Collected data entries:

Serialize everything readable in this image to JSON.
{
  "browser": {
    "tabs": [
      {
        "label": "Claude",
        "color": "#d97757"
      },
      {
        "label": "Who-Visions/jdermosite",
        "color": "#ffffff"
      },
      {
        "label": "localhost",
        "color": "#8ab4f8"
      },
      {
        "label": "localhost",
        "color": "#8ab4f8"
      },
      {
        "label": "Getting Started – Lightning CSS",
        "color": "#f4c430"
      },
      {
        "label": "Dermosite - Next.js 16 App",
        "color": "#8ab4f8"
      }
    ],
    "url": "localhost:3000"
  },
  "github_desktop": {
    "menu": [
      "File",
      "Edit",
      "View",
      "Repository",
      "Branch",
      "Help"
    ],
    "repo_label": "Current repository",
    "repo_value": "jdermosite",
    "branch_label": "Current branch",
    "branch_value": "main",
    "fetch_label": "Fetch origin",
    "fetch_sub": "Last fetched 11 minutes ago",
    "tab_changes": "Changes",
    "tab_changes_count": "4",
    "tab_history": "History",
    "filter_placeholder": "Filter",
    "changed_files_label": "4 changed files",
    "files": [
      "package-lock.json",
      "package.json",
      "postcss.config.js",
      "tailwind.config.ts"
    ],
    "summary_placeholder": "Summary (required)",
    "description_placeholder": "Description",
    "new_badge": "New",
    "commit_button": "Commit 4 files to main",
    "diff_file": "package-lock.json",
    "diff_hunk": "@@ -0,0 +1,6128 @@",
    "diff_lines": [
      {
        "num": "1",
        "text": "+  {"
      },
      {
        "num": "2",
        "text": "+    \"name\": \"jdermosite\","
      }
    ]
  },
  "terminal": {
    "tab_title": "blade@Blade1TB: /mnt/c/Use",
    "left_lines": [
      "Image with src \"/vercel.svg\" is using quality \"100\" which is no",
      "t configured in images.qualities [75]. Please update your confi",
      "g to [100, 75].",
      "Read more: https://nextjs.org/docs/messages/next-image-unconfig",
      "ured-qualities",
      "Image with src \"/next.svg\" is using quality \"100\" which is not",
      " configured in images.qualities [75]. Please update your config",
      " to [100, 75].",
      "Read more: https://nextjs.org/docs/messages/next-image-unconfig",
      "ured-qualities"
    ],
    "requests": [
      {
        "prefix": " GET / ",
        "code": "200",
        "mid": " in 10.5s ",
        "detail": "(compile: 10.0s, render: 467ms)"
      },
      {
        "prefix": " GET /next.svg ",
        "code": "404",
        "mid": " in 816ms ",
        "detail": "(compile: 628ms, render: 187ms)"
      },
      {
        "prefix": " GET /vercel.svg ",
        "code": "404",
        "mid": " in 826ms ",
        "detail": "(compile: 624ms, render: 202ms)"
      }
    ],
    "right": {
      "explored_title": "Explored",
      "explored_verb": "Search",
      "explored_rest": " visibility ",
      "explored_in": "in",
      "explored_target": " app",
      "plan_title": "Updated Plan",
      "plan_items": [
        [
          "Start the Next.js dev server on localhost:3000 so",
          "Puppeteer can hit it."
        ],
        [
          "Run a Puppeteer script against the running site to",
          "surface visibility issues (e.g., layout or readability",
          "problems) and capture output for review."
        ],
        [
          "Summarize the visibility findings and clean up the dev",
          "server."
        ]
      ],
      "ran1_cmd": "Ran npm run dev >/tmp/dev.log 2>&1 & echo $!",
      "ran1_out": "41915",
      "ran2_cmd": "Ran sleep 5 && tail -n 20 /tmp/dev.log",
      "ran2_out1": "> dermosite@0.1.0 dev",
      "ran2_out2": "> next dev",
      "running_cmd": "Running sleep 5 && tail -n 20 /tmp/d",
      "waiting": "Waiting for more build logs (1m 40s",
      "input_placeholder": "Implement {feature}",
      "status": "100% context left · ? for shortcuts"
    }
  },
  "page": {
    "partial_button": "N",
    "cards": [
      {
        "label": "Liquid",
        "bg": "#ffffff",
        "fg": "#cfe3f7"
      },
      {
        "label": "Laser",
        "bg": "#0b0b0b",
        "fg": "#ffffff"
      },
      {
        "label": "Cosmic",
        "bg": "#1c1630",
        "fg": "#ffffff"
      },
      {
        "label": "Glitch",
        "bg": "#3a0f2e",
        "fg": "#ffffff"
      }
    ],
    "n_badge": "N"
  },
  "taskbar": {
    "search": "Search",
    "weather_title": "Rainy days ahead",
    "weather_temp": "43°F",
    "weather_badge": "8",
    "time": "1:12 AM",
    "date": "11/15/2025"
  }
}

**Your task**
Retype all the records, matching them exactly.

**Reply to the exercise**
Serialize everything readable in this image to JSON.
{
  "browser": {
    "tabs": [
      {
        "label": "Claude",
        "color": "#d97757"
      },
      {
        "label": "Who-Visions/jdermosite",
        "color": "#ffffff"
      },
      {
        "label": "localhost",
        "color": "#8ab4f8"
      },
      {
        "label": "localhost",
        "color": "#8ab4f8"
      },
      {
        "label": "Getting Started – Lightning CSS",
        "color": "#f4c430"
      },
      {
        "label": "Dermosite - Next.js 16 App",
        "color": "#8ab4f8"
      }
    ],
    "url": "localhost:3000"
  },
  "github_desktop": {
    "menu": [
      "File",
      "Edit",
      "View",
      "Repository",
      "Branch",
      "Help"
    ],
    "repo_label": "Current repository",
    "repo_value": "jdermosite",
    "branch_label": "Current branch",
    "branch_value": "main",
    "fetch_label": "Fetch origin",
    "fetch_sub": "Last fetched 11 minutes ago",
    "tab_changes": "Changes",
    "tab_changes_count": "4",
    "tab_history": "History",
    "filter_placeholder": "Filter",
    "changed_files_label": "4 changed files",
    "files": [
      "package-lock.json",
      "package.json",
      "postcss.config.js",
      "tailwind.config.ts"
    ],
    "summary_placeholder": "Summary (required)",
    "description_placeholder": "Description",
    "new_badge": "New",
    "commit_button": "Commit 4 files to main",
    "diff_file": "package-lock.json",
    "diff_hunk": "@@ -0,0 +1,6128 @@",
    "diff_lines": [
      {
        "num": "1",
        "text": "+  {"
      },
      {
        "num": "2",
        "text": "+    \"name\": \"jdermosite\","
      }
    ]
  },
  "terminal": {
    "tab_title": "blade@Blade1TB: /mnt/c/Use",
    "left_lines": [
      "Image with src \"/vercel.svg\" is using quality \"100\" which is no",
      "t configured in images.qualities [75]. Please update your confi",
      "g to [100, 75].",
      "Read more: https://nextjs.org/docs/messages/next-image-unconfig",
      "ured-qualities",
      "Image with src \"/next.svg\" is using quality \"100\" which is not",
      " configured in images.qualities [75]. Please update your config",
      " to [100, 75].",
      "Read more: https://nextjs.org/docs/messages/next-image-unconfig",
      "ured-qualities"
    ],
    "requests": [
      {
        "prefix": " GET / ",
        "code": "200",
        "mid": " in 10.5s ",
        "detail": "(compile: 10.0s, render: 467ms)"
      },
      {
        "prefix": " GET /next.svg ",
        "code": "404",
        "mid": " in 816ms ",
        "detail": "(compile: 628ms, render: 187ms)"
      },
      {
        "prefix": " GET /vercel.svg ",
        "code": "404",
        "mid": " in 826ms ",
        "detail": "(compile: 624ms, render: 202ms)"
      }
    ],
    "right": {
      "explored_title": "Explored",
      "explored_verb": "Search",
      "explored_rest": " visibility ",
      "explored_in": "in",
      "explored_target": " app",
      "plan_title": "Updated Plan",
      "plan_items": [
        [
          "Start the Next.js dev server on localhost:3000 so",
          "Puppeteer can hit it."
        ],
        [
          "Run a Puppeteer script against the running site to",
          "surface visibility issues (e.g., layout or readability",
          "problems) and capture output for review."
        ],
        [
          "Summarize the visibility findings and clean up the dev",
          "server."
        ]
      ],
      "ran1_cmd": "Ran npm run dev >/tmp/dev.log 2>&1 & echo $!",
      "ran1_out": "41915",
      "ran2_cmd": "Ran sleep 5 && tail -n 20 /tmp/dev.log",
      "ran2_out1": "> dermosite@0.1.0 dev",
      "ran2_out2": "> next dev",
      "running_cmd": "Running sleep 5 && tail -n 20 /tmp/d",
      "waiting": "Waiting for more build logs (1m 40s",
      "input_placeholder": "Implement {feature}",
      "status": "100% context left · ? for shortcuts"
    }
  },
  "page": {
    "partial_button": "N",
    "cards": [
      {
        "label": "Liquid",
        "bg": "#ffffff",
        "fg": "#cfe3f7"
      },
      {
        "label": "Laser",
        "bg": "#0b0b0b",
        "fg": "#ffffff"
      },
      {
        "label": "Cosmic",
        "bg": "#1c1630",
        "fg": "#ffffff"
      },
      {
        "label": "Glitch",
        "bg": "#3a0f2e",
        "fg": "#ffffff"
      }
    ],
    "n_badge": "N"
  },
  "taskbar": {
    "search": "Search",
    "weather_title": "Rainy days ahead",
    "weather_temp": "43°F",
    "weather_badge": "8",
    "time": "1:12 AM",
    "date": "11/15/2025"
  }
}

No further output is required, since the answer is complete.